--- start of RECORDS ---

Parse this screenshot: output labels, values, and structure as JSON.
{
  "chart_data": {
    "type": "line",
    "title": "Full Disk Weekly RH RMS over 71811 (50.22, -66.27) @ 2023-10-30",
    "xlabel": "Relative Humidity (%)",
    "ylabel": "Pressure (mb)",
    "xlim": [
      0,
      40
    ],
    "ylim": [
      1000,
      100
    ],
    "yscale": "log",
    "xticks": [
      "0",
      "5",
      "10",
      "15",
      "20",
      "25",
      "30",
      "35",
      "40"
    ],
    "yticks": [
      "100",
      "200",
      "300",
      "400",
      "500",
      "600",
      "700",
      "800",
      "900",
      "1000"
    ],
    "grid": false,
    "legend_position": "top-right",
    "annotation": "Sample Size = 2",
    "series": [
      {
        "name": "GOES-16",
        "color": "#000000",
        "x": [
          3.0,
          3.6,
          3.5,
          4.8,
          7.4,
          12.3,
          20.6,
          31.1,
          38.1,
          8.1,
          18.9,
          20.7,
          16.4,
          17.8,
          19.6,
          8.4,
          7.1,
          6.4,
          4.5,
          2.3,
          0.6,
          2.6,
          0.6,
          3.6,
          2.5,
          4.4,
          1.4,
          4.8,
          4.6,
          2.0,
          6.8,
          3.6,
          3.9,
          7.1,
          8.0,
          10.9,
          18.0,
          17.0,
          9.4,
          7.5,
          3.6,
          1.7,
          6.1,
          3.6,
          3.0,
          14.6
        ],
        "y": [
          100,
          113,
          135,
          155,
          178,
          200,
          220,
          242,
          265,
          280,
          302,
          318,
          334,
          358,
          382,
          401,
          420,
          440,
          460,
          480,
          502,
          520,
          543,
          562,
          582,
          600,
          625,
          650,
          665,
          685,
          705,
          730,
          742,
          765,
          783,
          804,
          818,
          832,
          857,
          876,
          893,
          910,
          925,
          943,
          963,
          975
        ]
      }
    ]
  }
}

--- end of RECORDS ---

Quote every entry exactly.

Parse this screenshot: output labels, values, and structure as JSON.
{
  "chart_data": {
    "type": "line",
    "title": "Full Disk Weekly RH RMS over 71811 (50.22, -66.27) @ 2023-10-30",
    "xlabel": "Relative Humidity (%)",
    "ylabel": "Pressure (mb)",
    "xlim": [
      0,
      40
    ],
    "ylim": [
      1000,
      100
    ],
    "yscale": "log",
    "xticks": [
      "0",
      "5",
      "10",
      "15",
      "20",
      "25",
      "30",
      "35",
      "40"
    ],
    "yticks": [
      "100",
      "200",
      "300",
      "400",
      "500",
      "600",
      "700",
      "800",
      "900",
      "1000"
    ],
    "grid": false,
    "legend_position": "top-right",
    "annotation": "Sample Size = 2",
    "series": [
      {
        "name": "GOES-16",
        "color": "#000000",
        "x": [
          3.0,
          3.6,
          3.5,
          4.8,
          7.4,
          12.3,
          20.6,
          31.1,
          38.1,
          8.1,
          18.9,
          20.7,
          16.4,
          17.8,
          19.6,
          8.4,
          7.1,
          6.4,
          4.5,
          2.3,
          0.6,
          2.6,
          0.6,
          3.6,
          2.5,
          4.4,
          1.4,
          4.8,
          4.6,
          2.0,
          6.8,
          3.6,
          3.9,
          7.1,
          8.0,
          10.9,
          18.0,
          17.0,
          9.4,
          7.5,
          3.6,
          1.7,
          6.1,
          3.6,
          3.0,
          14.6
        ],
        "y": [
          100,
          113,
          135,
          155,
          178,
          200,
          220,
          242,
          265,
          280,
          302,
          318,
          334,
          358,
          382,
          401,
          420,
          440,
          460,
          480,
          502,
          520,
          543,
          562,
          582,
          600,
          625,
          650,
          665,
          685,
          705,
          730,
          742,
          765,
          783,
          804,
          818,
          832,
          857,
          876,
          893,
          910,
          925,
          943,
          963,
          975
        ]
      }
    ]
  }
}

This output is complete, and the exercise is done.